* _SHORT TASK_: Without changing a character, return the entries, but not the images they hold.

====

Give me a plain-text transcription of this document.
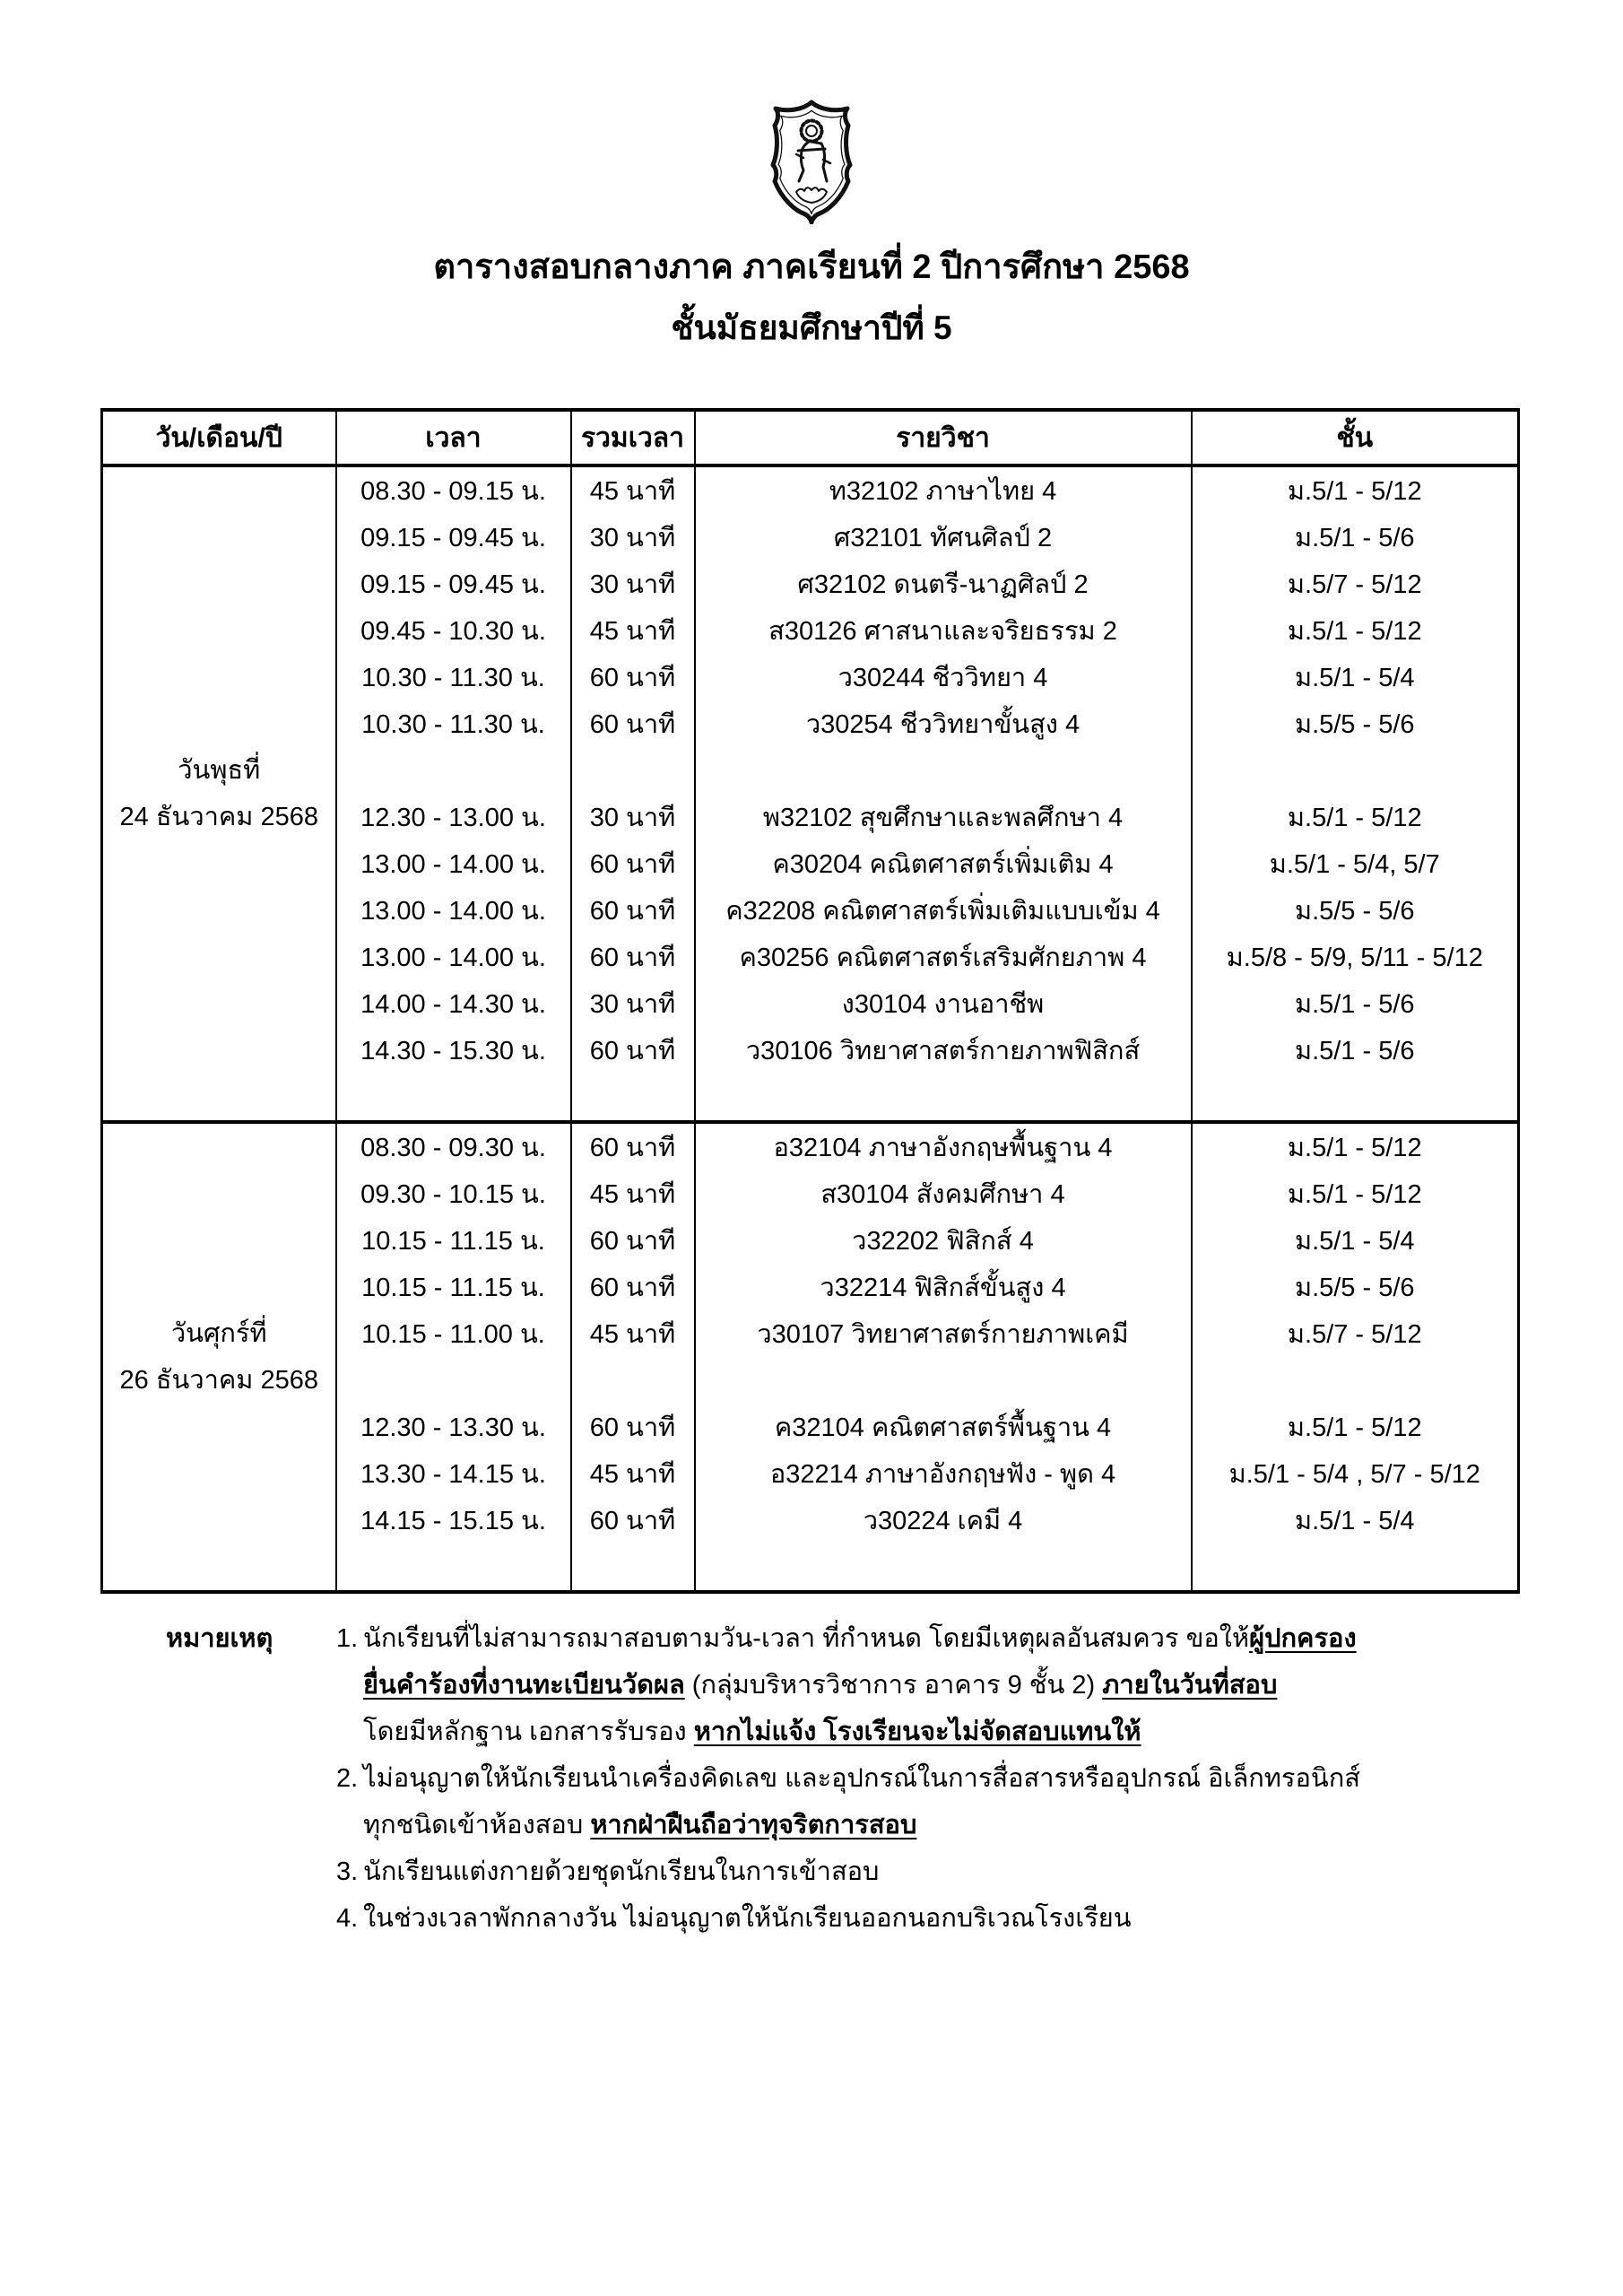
ตารางสอบกลางภาค ภาคเรียนที่ 2 ปีการศึกษา 2568
ชั้นมัธยมศึกษาปีที่ 5
วัน/เดือน/ปี	เวลา	รวมเวลา	รายวิชา	ชั้น

วันพุธที่
24 ธันวาคม 2568	08.30 - 09.15 น.	45 นาที	ท32102 ภาษาไทย 4	ม.5/1 - 5/12
	09.15 - 09.45 น.	30 นาที	ศ32101 ทัศนศิลป์ 2	ม.5/1 - 5/6
	09.15 - 09.45 น.	30 นาที	ศ32102 ดนตรี-นาฏศิลป์ 2	ม.5/7 - 5/12
	09.45 - 10.30 น.	45 นาที	ส30126 ศาสนาและจริยธรรม 2	ม.5/1 - 5/12
	10.30 - 11.30 น.	60 นาที	ว30244 ชีววิทยา 4	ม.5/1 - 5/4
	10.30 - 11.30 น.	60 นาที	ว30254 ชีววิทยาขั้นสูง 4	ม.5/5 - 5/6

	12.30 - 13.00 น.	30 นาที	พ32102 สุขศึกษาและพลศึกษา 4	ม.5/1 - 5/12
	13.00 - 14.00 น.	60 นาที	ค30204 คณิตศาสตร์เพิ่มเติม 4	ม.5/1 - 5/4, 5/7
	13.00 - 14.00 น.	60 นาที	ค32208 คณิตศาสตร์เพิ่มเติมแบบเข้ม 4	ม.5/5 - 5/6
	13.00 - 14.00 น.	60 นาที	ค30256 คณิตศาสตร์เสริมศักยภาพ 4	ม.5/8 - 5/9, 5/11 - 5/12
	14.00 - 14.30 น.	30 นาที	ง30104 งานอาชีพ	ม.5/1 - 5/6
	14.30 - 15.30 น.	60 นาที	ว30106 วิทยาศาสตร์กายภาพฟิสิกส์	ม.5/1 - 5/6

วันศุกร์ที่
26 ธันวาคม 2568	08.30 - 09.30 น.	60 นาที	อ32104 ภาษาอังกฤษพื้นฐาน 4	ม.5/1 - 5/12
	09.30 - 10.15 น.	45 นาที	ส30104 สังคมศึกษา 4	ม.5/1 - 5/12
	10.15 - 11.15 น.	60 นาที	ว32202 ฟิสิกส์ 4	ม.5/1 - 5/4
	10.15 - 11.15 น.	60 นาที	ว32214 ฟิสิกส์ขั้นสูง 4	ม.5/5 - 5/6
	10.15 - 11.00 น.	45 นาที	ว30107 วิทยาศาสตร์กายภาพเคมี	ม.5/7 - 5/12

	12.30 - 13.30 น.	60 นาที	ค32104 คณิตศาสตร์พื้นฐาน 4	ม.5/1 - 5/12
	13.30 - 14.15 น.	45 นาที	อ32214 ภาษาอังกฤษฟัง - พูด 4	ม.5/1 - 5/4 , 5/7 - 5/12
	14.15 - 15.15 น.	60 นาที	ว30224 เคมี 4	ม.5/1 - 5/4

หมายเหตุ 1. นักเรียนที่ไม่สามารถมาสอบตามวัน-เวลา ที่กำหนด โดยมีเหตุผลอันสมควร ขอให้ผู้ปกครอง
ยื่นคำร้องที่งานทะเบียนวัดผล (กลุ่มบริหารวิชาการ อาคาร 9 ชั้น 2) ภายในวันที่สอบ
โดยมีหลักฐาน เอกสารรับรอง หากไม่แจ้ง โรงเรียนจะไม่จัดสอบแทนให้
2. ไม่อนุญาตให้นักเรียนนำเครื่องคิดเลข และอุปกรณ์ในการสื่อสารหรืออุปกรณ์ อิเล็กทรอนิกส์
ทุกชนิดเข้าห้องสอบ หากฝ่าฝืนถือว่าทุจริตการสอบ
3. นักเรียนแต่งกายด้วยชุดนักเรียนในการเข้าสอบ
4. ในช่วงเวลาพักกลางวัน ไม่อนุญาตให้นักเรียนออกนอกบริเวณโรงเรียน
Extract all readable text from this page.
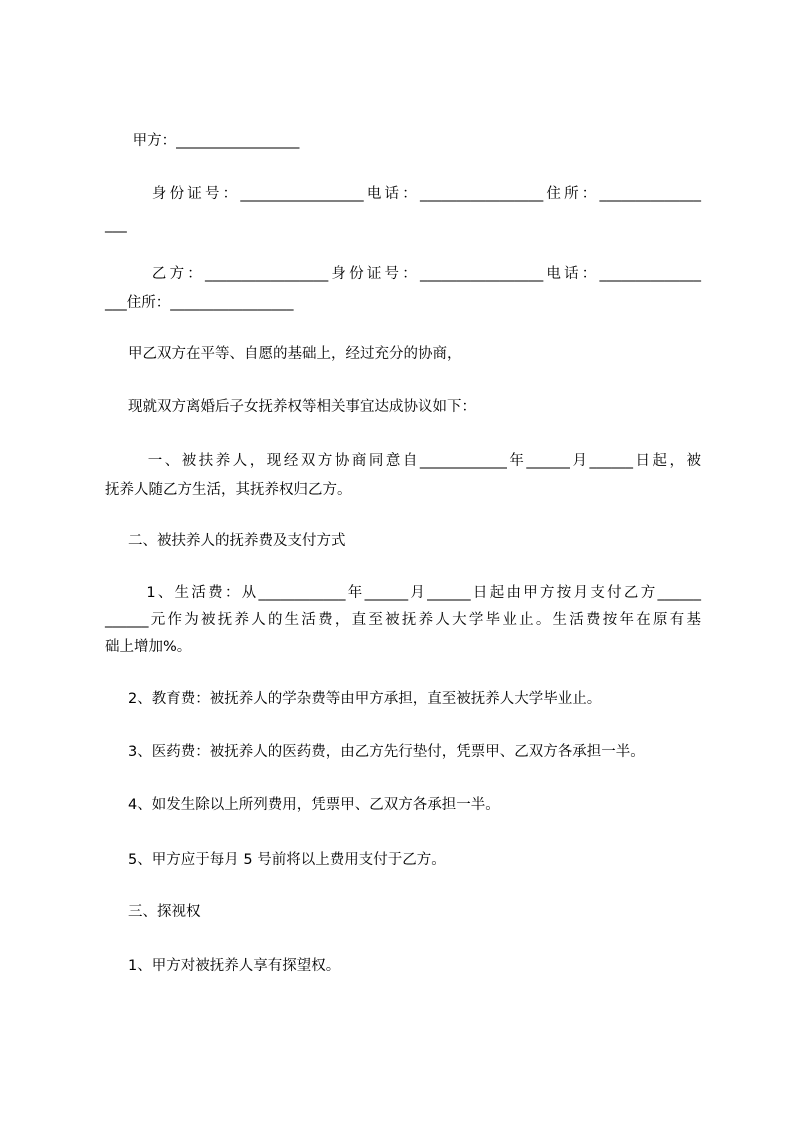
甲方：_________________
身份证号：_________________电话：_________________住所：______________
___
乙方：_________________身份证号：_________________电话：______________
___住所：_________________
甲乙双方在平等、自愿的基础上，经过充分的协商，
现就双方离婚后子女抚养权等相关事宜达成协议如下：
一、被扶养人，现经双方协商同意自____________年______月______日起，被
抚养人随乙方生活，其抚养权归乙方。
二、被扶养人的抚养费及支付方式
1、生活费：从____________年______月______日起由甲方按月支付乙方______
______元作为被抚养人的生活费，直至被抚养人大学毕业止。生活费按年在原有基
础上增加%。
2、教育费：被抚养人的学杂费等由甲方承担，直至被抚养人大学毕业止。
3、医药费：被抚养人的医药费，由乙方先行垫付，凭票甲、乙双方各承担一半。
4、如发生除以上所列费用，凭票甲、乙双方各承担一半。
5、甲方应于每月 5 号前将以上费用支付于乙方。
三、探视权
1、甲方对被抚养人享有探望权。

====

* _REPLY TO THE TASK_:
Give me a plain-text transcription of this document.
ตารางสอบกลางภาค ภาคเรียนที่ 2 ปีการศึกษา 2568
ชั้นมัธยมศึกษาปีที่ 5
วัน/เดือน/ปี	เวลา	รวมเวลา	รายวิชา	ชั้น

วันพุธที่
24 ธันวาคม 2568	08.30 - 09.15 น.	45 นาที	ท32102 ภาษาไทย 4	ม.5/1 - 5/12
	09.15 - 09.45 น.	30 นาที	ศ32101 ทัศนศิลป์ 2	ม.5/1 - 5/6
	09.15 - 09.45 น.	30 นาที	ศ32102 ดนตรี-นาฏศิลป์ 2	ม.5/7 - 5/12
	09.45 - 10.30 น.	45 นาที	ส30126 ศาสนาและจริยธรรม 2	ม.5/1 - 5/12
	10.30 - 11.30 น.	60 นาที	ว30244 ชีววิทยา 4	ม.5/1 - 5/4
	10.30 - 11.30 น.	60 นาที	ว30254 ชีววิทยาขั้นสูง 4	ม.5/5 - 5/6

	12.30 - 13.00 น.	30 นาที	พ32102 สุขศึกษาและพลศึกษา 4	ม.5/1 - 5/12
	13.00 - 14.00 น.	60 นาที	ค30204 คณิตศาสตร์เพิ่มเติม 4	ม.5/1 - 5/4, 5/7
	13.00 - 14.00 น.	60 นาที	ค32208 คณิตศาสตร์เพิ่มเติมแบบเข้ม 4	ม.5/5 - 5/6
	13.00 - 14.00 น.	60 นาที	ค30256 คณิตศาสตร์เสริมศักยภาพ 4	ม.5/8 - 5/9, 5/11 - 5/12
	14.00 - 14.30 น.	30 นาที	ง30104 งานอาชีพ	ม.5/1 - 5/6
	14.30 - 15.30 น.	60 นาที	ว30106 วิทยาศาสตร์กายภาพฟิสิกส์	ม.5/1 - 5/6

วันศุกร์ที่
26 ธันวาคม 2568	08.30 - 09.30 น.	60 นาที	อ32104 ภาษาอังกฤษพื้นฐาน 4	ม.5/1 - 5/12
	09.30 - 10.15 น.	45 นาที	ส30104 สังคมศึกษา 4	ม.5/1 - 5/12
	10.15 - 11.15 น.	60 นาที	ว32202 ฟิสิกส์ 4	ม.5/1 - 5/4
	10.15 - 11.15 น.	60 นาที	ว32214 ฟิสิกส์ขั้นสูง 4	ม.5/5 - 5/6
	10.15 - 11.00 น.	45 นาที	ว30107 วิทยาศาสตร์กายภาพเคมี	ม.5/7 - 5/12

	12.30 - 13.30 น.	60 นาที	ค32104 คณิตศาสตร์พื้นฐาน 4	ม.5/1 - 5/12
	13.30 - 14.15 น.	45 นาที	อ32214 ภาษาอังกฤษฟัง - พูด 4	ม.5/1 - 5/4 , 5/7 - 5/12
	14.15 - 15.15 น.	60 นาที	ว30224 เคมี 4	ม.5/1 - 5/4

หมายเหตุ 1. นักเรียนที่ไม่สามารถมาสอบตามวัน-เวลา ที่กำหนด โดยมีเหตุผลอันสมควร ขอให้ผู้ปกครอง
ยื่นคำร้องที่งานทะเบียนวัดผล (กลุ่มบริหารวิชาการ อาคาร 9 ชั้น 2) ภายในวันที่สอบ
โดยมีหลักฐาน เอกสารรับรอง หากไม่แจ้ง โรงเรียนจะไม่จัดสอบแทนให้
2. ไม่อนุญาตให้นักเรียนนำเครื่องคิดเลข และอุปกรณ์ในการสื่อสารหรืออุปกรณ์ อิเล็กทรอนิกส์
ทุกชนิดเข้าห้องสอบ หากฝ่าฝืนถือว่าทุจริตการสอบ
3. นักเรียนแต่งกายด้วยชุดนักเรียนในการเข้าสอบ
4. ในช่วงเวลาพักกลางวัน ไม่อนุญาตให้นักเรียนออกนอกบริเวณโรงเรียน
Extract all readable text from this page.
甲方：_________________
身份证号：_________________电话：_________________住所：______________
___
乙方：_________________身份证号：_________________电话：______________
___住所：_________________
甲乙双方在平等、自愿的基础上，经过充分的协商，
现就双方离婚后子女抚养权等相关事宜达成协议如下：
一、被扶养人，现经双方协商同意自____________年______月______日起，被
抚养人随乙方生活，其抚养权归乙方。
二、被扶养人的抚养费及支付方式
1、生活费：从____________年______月______日起由甲方按月支付乙方______
______元作为被抚养人的生活费，直至被抚养人大学毕业止。生活费按年在原有基
础上增加%。
2、教育费：被抚养人的学杂费等由甲方承担，直至被抚养人大学毕业止。
3、医药费：被抚养人的医药费，由乙方先行垫付，凭票甲、乙双方各承担一半。
4、如发生除以上所列费用，凭票甲、乙双方各承担一半。
5、甲方应于每月 5 号前将以上费用支付于乙方。
三、探视权
1、甲方对被抚养人享有探望权。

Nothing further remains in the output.